### Set task
Report how many lines hold the word "What"; give nothing but the number.
───── Source material ─────
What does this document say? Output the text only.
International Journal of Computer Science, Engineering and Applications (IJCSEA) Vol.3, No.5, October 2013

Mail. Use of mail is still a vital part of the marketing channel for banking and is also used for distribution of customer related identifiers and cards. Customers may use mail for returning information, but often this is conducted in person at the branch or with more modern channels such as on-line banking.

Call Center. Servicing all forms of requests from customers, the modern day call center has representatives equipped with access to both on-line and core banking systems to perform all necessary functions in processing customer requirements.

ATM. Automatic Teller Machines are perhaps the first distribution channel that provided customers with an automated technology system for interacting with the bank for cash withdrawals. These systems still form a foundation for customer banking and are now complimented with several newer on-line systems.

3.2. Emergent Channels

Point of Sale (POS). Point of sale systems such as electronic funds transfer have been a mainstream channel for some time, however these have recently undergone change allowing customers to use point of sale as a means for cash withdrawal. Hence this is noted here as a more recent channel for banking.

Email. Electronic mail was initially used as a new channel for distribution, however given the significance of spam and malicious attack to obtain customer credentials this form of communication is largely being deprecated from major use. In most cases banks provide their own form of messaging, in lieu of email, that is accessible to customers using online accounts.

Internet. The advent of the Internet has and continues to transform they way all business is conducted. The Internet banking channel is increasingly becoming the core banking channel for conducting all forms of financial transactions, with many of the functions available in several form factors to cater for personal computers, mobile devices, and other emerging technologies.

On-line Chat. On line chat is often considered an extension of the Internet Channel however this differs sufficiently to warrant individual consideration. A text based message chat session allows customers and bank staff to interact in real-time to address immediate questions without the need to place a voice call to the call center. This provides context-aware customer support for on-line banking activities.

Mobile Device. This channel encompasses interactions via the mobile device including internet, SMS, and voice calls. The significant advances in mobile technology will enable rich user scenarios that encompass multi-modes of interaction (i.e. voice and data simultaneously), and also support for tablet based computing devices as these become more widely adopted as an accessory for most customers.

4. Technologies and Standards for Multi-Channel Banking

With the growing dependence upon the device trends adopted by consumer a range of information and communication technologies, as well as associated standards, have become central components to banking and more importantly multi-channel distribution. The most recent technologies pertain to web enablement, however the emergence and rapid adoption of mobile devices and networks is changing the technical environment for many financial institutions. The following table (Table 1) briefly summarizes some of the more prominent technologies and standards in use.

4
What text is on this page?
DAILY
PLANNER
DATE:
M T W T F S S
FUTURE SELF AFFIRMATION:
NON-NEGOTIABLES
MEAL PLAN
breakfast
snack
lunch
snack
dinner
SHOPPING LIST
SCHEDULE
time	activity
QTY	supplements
─────
### Solution to the exercise
2